Omit the images. Copy each entry word for word.

Supplied records →

◇ ◇ ◇

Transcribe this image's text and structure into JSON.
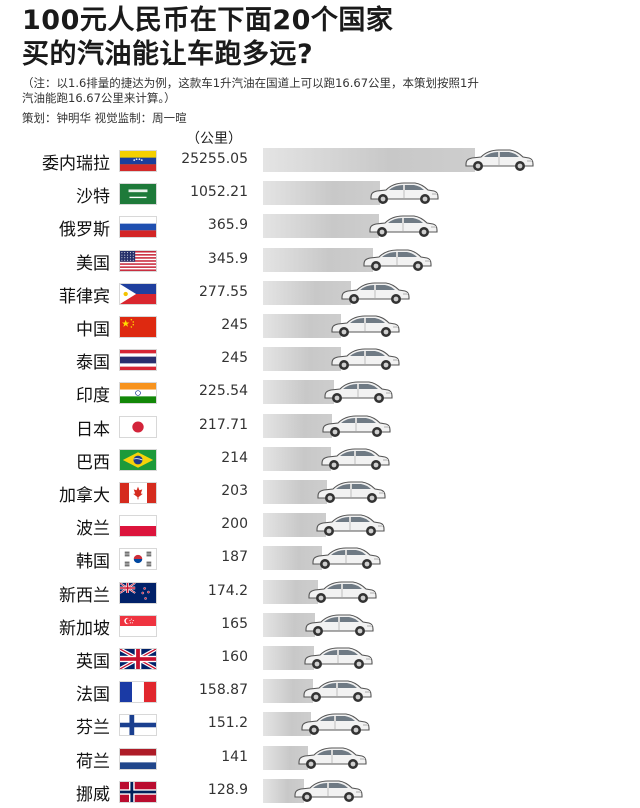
{
  "title_line1": "100元人民币在下面20个国家",
  "title_line2": "买的汽油能让车跑多远?",
  "note_line1": "（注：以1.6排量的捷达为例，这款车1升汽油在国道上可以跑16.67公里，本策划按照1升",
  "note_line2": "汽油能跑16.67公里来计算。）",
  "credits": "策划：钟明华  视觉监制：周一暄",
  "unit_label": "（公里）",
  "chart_data": {
    "type": "bar",
    "orientation": "horizontal",
    "unit": "公里",
    "categories": [
      "委内瑞拉",
      "沙特",
      "俄罗斯",
      "美国",
      "菲律宾",
      "中国",
      "泰国",
      "印度",
      "日本",
      "巴西",
      "加拿大",
      "波兰",
      "韩国",
      "新西兰",
      "新加坡",
      "英国",
      "法国",
      "芬兰",
      "荷兰",
      "挪威"
    ],
    "values": [
      25255.05,
      1052.21,
      365.9,
      345.9,
      277.55,
      245,
      245,
      225.54,
      217.71,
      214,
      203,
      200,
      187,
      174.2,
      165,
      160,
      158.87,
      151.2,
      141,
      128.9
    ],
    "value_labels": [
      "25255.05",
      "1052.21",
      "365.9",
      "345.9",
      "277.55",
      "245",
      "245",
      "225.54",
      "217.71",
      "214",
      "203",
      "200",
      "187",
      "174.2",
      "165",
      "160",
      "158.87",
      "151.2",
      "141",
      "128.9"
    ],
    "flags": [
      "venezuela-flag-icon",
      "saudi-flag-icon",
      "russia-flag-icon",
      "usa-flag-icon",
      "philippines-flag-icon",
      "china-flag-icon",
      "thailand-flag-icon",
      "india-flag-icon",
      "japan-flag-icon",
      "brazil-flag-icon",
      "canada-flag-icon",
      "poland-flag-icon",
      "korea-flag-icon",
      "new-zealand-flag-icon",
      "singapore-flag-icon",
      "uk-flag-icon",
      "france-flag-icon",
      "finland-flag-icon",
      "netherlands-flag-icon",
      "norway-flag-icon"
    ],
    "bar_marker": "car-icon",
    "colors": {
      "bar": "#c8c8c8",
      "car_body": "#f2f2f2",
      "car_outline": "#555555"
    }
  }
}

◇ ◇ ◇

Task result →
Transcribe this image's text and structure into JSON.
{
  "title_line1": "100元人民币在下面20个国家",
  "title_line2": "买的汽油能让车跑多远?",
  "note_line1": "（注：以1.6排量的捷达为例，这款车1升汽油在国道上可以跑16.67公里，本策划按照1升",
  "note_line2": "汽油能跑16.67公里来计算。）",
  "credits": "策划：钟明华  视觉监制：周一暄",
  "unit_label": "（公里）",
  "chart_data": {
    "type": "bar",
    "orientation": "horizontal",
    "unit": "公里",
    "categories": [
      "委内瑞拉",
      "沙特",
      "俄罗斯",
      "美国",
      "菲律宾",
      "中国",
      "泰国",
      "印度",
      "日本",
      "巴西",
      "加拿大",
      "波兰",
      "韩国",
      "新西兰",
      "新加坡",
      "英国",
      "法国",
      "芬兰",
      "荷兰",
      "挪威"
    ],
    "values": [
      25255.05,
      1052.21,
      365.9,
      345.9,
      277.55,
      245,
      245,
      225.54,
      217.71,
      214,
      203,
      200,
      187,
      174.2,
      165,
      160,
      158.87,
      151.2,
      141,
      128.9
    ],
    "value_labels": [
      "25255.05",
      "1052.21",
      "365.9",
      "345.9",
      "277.55",
      "245",
      "245",
      "225.54",
      "217.71",
      "214",
      "203",
      "200",
      "187",
      "174.2",
      "165",
      "160",
      "158.87",
      "151.2",
      "141",
      "128.9"
    ],
    "flags": [
      "venezuela-flag-icon",
      "saudi-flag-icon",
      "russia-flag-icon",
      "usa-flag-icon",
      "philippines-flag-icon",
      "china-flag-icon",
      "thailand-flag-icon",
      "india-flag-icon",
      "japan-flag-icon",
      "brazil-flag-icon",
      "canada-flag-icon",
      "poland-flag-icon",
      "korea-flag-icon",
      "new-zealand-flag-icon",
      "singapore-flag-icon",
      "uk-flag-icon",
      "france-flag-icon",
      "finland-flag-icon",
      "netherlands-flag-icon",
      "norway-flag-icon"
    ],
    "bar_marker": "car-icon",
    "colors": {
      "bar": "#c8c8c8",
      "car_body": "#f2f2f2",
      "car_outline": "#555555"
    }
  }
}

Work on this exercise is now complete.